What the exercise asks: Write out the whole listing again, exactly as given.

--- Entries ---

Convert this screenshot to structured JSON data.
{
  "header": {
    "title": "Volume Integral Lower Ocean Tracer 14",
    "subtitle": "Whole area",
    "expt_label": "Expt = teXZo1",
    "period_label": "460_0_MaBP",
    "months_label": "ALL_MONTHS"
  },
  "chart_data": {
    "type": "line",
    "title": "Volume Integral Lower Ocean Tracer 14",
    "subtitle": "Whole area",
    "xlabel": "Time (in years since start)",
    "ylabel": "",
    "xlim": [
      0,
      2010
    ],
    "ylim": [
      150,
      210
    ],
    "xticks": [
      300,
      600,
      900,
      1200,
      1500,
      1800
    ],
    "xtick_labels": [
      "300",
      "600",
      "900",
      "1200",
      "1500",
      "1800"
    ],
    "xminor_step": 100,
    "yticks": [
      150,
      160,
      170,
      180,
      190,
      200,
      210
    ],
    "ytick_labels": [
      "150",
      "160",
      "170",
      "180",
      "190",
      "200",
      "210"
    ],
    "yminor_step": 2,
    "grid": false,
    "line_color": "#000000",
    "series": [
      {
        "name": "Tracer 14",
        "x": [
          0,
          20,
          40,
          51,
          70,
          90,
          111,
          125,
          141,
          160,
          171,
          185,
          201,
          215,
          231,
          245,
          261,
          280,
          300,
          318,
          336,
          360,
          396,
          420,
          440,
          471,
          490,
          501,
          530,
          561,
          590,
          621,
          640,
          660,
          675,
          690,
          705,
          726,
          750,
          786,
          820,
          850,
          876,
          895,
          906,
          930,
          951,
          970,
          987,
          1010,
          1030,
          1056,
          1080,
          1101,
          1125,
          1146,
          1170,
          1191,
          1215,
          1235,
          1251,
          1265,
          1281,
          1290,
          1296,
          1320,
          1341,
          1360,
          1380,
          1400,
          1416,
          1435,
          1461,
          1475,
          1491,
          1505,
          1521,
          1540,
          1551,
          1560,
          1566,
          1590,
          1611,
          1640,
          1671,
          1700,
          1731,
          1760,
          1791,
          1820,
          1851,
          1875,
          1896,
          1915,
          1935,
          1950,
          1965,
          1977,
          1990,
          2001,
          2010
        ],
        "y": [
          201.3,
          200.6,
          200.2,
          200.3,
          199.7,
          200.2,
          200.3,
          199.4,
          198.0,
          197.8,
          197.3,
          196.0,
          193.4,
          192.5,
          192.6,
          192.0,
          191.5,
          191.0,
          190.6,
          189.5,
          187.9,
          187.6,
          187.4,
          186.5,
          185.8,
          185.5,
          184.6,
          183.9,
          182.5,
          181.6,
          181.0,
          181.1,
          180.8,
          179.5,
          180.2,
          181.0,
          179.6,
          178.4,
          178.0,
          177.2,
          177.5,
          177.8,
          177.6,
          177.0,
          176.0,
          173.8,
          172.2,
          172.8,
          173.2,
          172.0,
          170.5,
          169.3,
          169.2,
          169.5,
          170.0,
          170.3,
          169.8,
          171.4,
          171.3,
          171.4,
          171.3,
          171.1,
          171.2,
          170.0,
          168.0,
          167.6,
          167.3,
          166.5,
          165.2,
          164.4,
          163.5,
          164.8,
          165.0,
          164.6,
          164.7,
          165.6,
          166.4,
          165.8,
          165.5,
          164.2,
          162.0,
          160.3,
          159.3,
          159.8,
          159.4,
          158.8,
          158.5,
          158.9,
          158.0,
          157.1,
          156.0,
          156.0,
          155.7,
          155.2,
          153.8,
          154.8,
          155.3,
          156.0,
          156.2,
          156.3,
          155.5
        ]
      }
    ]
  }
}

---

Exercise response:
Convert this screenshot to structured JSON data.
{
  "header": {
    "title": "Volume Integral Lower Ocean Tracer 14",
    "subtitle": "Whole area",
    "expt_label": "Expt = teXZo1",
    "period_label": "460_0_MaBP",
    "months_label": "ALL_MONTHS"
  },
  "chart_data": {
    "type": "line",
    "title": "Volume Integral Lower Ocean Tracer 14",
    "subtitle": "Whole area",
    "xlabel": "Time (in years since start)",
    "ylabel": "",
    "xlim": [
      0,
      2010
    ],
    "ylim": [
      150,
      210
    ],
    "xticks": [
      300,
      600,
      900,
      1200,
      1500,
      1800
    ],
    "xtick_labels": [
      "300",
      "600",
      "900",
      "1200",
      "1500",
      "1800"
    ],
    "xminor_step": 100,
    "yticks": [
      150,
      160,
      170,
      180,
      190,
      200,
      210
    ],
    "ytick_labels": [
      "150",
      "160",
      "170",
      "180",
      "190",
      "200",
      "210"
    ],
    "yminor_step": 2,
    "grid": false,
    "line_color": "#000000",
    "series": [
      {
        "name": "Tracer 14",
        "x": [
          0,
          20,
          40,
          51,
          70,
          90,
          111,
          125,
          141,
          160,
          171,
          185,
          201,
          215,
          231,
          245,
          261,
          280,
          300,
          318,
          336,
          360,
          396,
          420,
          440,
          471,
          490,
          501,
          530,
          561,
          590,
          621,
          640,
          660,
          675,
          690,
          705,
          726,
          750,
          786,
          820,
          850,
          876,
          895,
          906,
          930,
          951,
          970,
          987,
          1010,
          1030,
          1056,
          1080,
          1101,
          1125,
          1146,
          1170,
          1191,
          1215,
          1235,
          1251,
          1265,
          1281,
          1290,
          1296,
          1320,
          1341,
          1360,
          1380,
          1400,
          1416,
          1435,
          1461,
          1475,
          1491,
          1505,
          1521,
          1540,
          1551,
          1560,
          1566,
          1590,
          1611,
          1640,
          1671,
          1700,
          1731,
          1760,
          1791,
          1820,
          1851,
          1875,
          1896,
          1915,
          1935,
          1950,
          1965,
          1977,
          1990,
          2001,
          2010
        ],
        "y": [
          201.3,
          200.6,
          200.2,
          200.3,
          199.7,
          200.2,
          200.3,
          199.4,
          198.0,
          197.8,
          197.3,
          196.0,
          193.4,
          192.5,
          192.6,
          192.0,
          191.5,
          191.0,
          190.6,
          189.5,
          187.9,
          187.6,
          187.4,
          186.5,
          185.8,
          185.5,
          184.6,
          183.9,
          182.5,
          181.6,
          181.0,
          181.1,
          180.8,
          179.5,
          180.2,
          181.0,
          179.6,
          178.4,
          178.0,
          177.2,
          177.5,
          177.8,
          177.6,
          177.0,
          176.0,
          173.8,
          172.2,
          172.8,
          173.2,
          172.0,
          170.5,
          169.3,
          169.2,
          169.5,
          170.0,
          170.3,
          169.8,
          171.4,
          171.3,
          171.4,
          171.3,
          171.1,
          171.2,
          170.0,
          168.0,
          167.6,
          167.3,
          166.5,
          165.2,
          164.4,
          163.5,
          164.8,
          165.0,
          164.6,
          164.7,
          165.6,
          166.4,
          165.8,
          165.5,
          164.2,
          162.0,
          160.3,
          159.3,
          159.8,
          159.4,
          158.8,
          158.5,
          158.9,
          158.0,
          157.1,
          156.0,
          156.0,
          155.7,
          155.2,
          153.8,
          154.8,
          155.3,
          156.0,
          156.2,
          156.3,
          155.5
        ]
      }
    ]
  }
}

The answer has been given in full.